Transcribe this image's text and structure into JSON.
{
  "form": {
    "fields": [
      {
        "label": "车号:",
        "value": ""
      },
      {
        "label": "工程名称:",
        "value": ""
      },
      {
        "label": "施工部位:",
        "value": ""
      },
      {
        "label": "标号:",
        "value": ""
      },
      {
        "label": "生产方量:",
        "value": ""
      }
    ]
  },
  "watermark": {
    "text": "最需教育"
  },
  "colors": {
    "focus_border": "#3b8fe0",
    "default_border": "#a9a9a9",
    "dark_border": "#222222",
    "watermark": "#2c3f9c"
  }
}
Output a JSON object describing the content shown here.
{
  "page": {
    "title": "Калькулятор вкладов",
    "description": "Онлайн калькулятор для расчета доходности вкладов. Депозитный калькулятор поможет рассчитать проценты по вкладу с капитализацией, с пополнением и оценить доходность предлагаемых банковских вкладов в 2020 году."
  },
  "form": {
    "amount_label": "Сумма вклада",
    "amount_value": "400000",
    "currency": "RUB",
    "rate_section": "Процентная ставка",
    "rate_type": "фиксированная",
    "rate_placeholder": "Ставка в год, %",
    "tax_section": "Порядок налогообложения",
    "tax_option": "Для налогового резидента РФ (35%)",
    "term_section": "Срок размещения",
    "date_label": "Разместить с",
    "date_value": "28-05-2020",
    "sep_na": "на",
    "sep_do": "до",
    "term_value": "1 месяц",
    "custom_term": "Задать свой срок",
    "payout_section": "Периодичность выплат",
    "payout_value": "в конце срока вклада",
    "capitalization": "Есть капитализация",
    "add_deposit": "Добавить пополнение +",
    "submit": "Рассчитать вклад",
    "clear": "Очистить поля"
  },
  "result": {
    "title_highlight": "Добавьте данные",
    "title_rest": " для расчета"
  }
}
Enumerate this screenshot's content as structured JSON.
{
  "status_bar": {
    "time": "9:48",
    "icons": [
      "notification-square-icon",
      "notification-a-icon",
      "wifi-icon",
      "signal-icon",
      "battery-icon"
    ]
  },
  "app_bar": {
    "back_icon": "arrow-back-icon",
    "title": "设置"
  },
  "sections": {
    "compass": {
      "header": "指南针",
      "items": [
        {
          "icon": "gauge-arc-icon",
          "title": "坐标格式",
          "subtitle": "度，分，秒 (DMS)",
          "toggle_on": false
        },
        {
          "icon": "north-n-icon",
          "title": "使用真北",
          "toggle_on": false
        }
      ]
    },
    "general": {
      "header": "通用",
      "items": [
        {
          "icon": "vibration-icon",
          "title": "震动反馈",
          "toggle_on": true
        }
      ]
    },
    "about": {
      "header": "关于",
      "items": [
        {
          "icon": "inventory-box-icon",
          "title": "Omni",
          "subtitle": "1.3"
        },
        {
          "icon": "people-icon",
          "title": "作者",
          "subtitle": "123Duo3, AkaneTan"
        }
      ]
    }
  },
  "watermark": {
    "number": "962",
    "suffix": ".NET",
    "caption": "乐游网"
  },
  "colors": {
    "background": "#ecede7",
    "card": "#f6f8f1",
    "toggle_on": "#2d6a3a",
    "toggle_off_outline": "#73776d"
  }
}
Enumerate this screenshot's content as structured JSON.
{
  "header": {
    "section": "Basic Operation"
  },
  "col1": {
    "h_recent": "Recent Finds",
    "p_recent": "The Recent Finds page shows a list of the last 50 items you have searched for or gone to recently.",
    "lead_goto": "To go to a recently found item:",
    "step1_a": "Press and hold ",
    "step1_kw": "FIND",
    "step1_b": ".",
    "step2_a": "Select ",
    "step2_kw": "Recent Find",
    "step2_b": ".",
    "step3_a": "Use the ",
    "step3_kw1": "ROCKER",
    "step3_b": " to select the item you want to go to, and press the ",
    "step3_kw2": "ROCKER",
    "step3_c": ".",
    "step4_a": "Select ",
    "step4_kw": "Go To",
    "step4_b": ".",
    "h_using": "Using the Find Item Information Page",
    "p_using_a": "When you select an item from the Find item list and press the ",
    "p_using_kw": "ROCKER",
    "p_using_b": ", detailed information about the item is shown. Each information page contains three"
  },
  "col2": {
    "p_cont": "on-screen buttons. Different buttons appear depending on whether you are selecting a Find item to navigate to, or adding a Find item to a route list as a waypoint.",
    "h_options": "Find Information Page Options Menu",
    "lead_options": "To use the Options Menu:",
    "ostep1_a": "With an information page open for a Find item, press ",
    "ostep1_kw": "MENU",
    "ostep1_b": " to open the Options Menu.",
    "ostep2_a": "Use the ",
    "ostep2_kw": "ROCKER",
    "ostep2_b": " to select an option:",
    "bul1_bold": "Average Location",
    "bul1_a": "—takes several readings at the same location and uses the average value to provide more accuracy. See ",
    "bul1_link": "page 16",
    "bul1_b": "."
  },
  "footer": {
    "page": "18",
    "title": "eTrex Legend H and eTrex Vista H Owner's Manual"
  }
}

□ □ □ □

■ WHAT NEEDS TO BE DONE
Only a number is needed: how many lines of the material above contain "Finds"?

■ CORRECT RESULT
2